— BEGIN DOCUMENT SECTION —

At its best, "Ballad" is gorgeously and sensitively filmed by acclaimed cinematographer Ellen Kuras. The film's setting, an island off the coast of New England, lends itself to continual shots of surprising beauty. Miller expertly creates evocative moments out of graceful and fluid visuals, unanticipated but effective editing choices and a masterful use of music (Bob Dylan, Creedence Clearwater Revival and Nina Simone among others). But Miller's obvious plot overpowers these mesmerizing attributes about half an hour into the film.
The film stars Daniel Day-Lewis, the brilliant method actor -- and Miller's husband -- who acts here in only his second film in eight years. He plays Jack Slavin, an ex-hippie who's the only remaining member of a commune founded in the '60s. Jack, whose wife long ago abandoned him, lives in isolation with his young daughter Rose (the promising Camilla Belle), with no connection to the outside world besides occasional visits to the mainland.
Jack is a difficult character -- at once hypocritical and elitist (he insults and threatens real estate developers) -- and Day-Lewis nails him in all his complexities with effortless skill. Jack's health issues (he suffered a heart attack several years earlier) provide a constantly ominous threat that complicates their life together.
It is apparent early in the film that Rose's relationship with her father is unusual, if not outright disturbed. Rose, who was taken out of school at 11 and barely has had any human contact since then (not even television), latches onto her father with both filial and apparently sexual love. Her near-incestuous obsession leads her to repeatedly declare her intention to commit suicide when he dies, a promise that captures the film's dire moroseness. To Belle's credit, she is largely convincing in this ever-difficult role, though she occasionally exaggerates in the more emotionally fraught scenes.
On the other hand, Catherine Keener -- who plays Jack's lover Kathleen -- is outright melodramatic, detracting painfully from the film. "Ballad" takes a terrible turn when she moves into Jack's home, along with her teenage sons, in order to take care of the increasingly sick man. Kathleen's boys provide Rose with her first contact with people her own age, introducing her to sex, drugs and other temptations. As expected, she lashes out against the woman who rapidly takes her place as the object of her father's affections, and the results are nearly disastrous.

— END DOCUMENT SECTION —
— BEGIN GIVEN INFORMATION —

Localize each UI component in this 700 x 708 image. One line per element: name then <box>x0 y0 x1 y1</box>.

— END GIVEN INFORMATION —

- [DIRECTION 1]
Which musicians does the film review name as part of the film's music?
- [DIRECTION 2]
Does the film review support each statement? (a) Jack's wife died years ago. (b) Rose was taken out of school at 11. (c) Kathleen moves into Jack's home with her teenage daughters.

- [RESULT 1]
Bob Dylan, Creedence Clearwater Revival, Nina Simone

- [RESULT 2]
(a) No: "whose wife long ago abandoned him"
(b) Yes: "Rose, who was taken out of school at 11"
(c) No: "along with her teenage sons"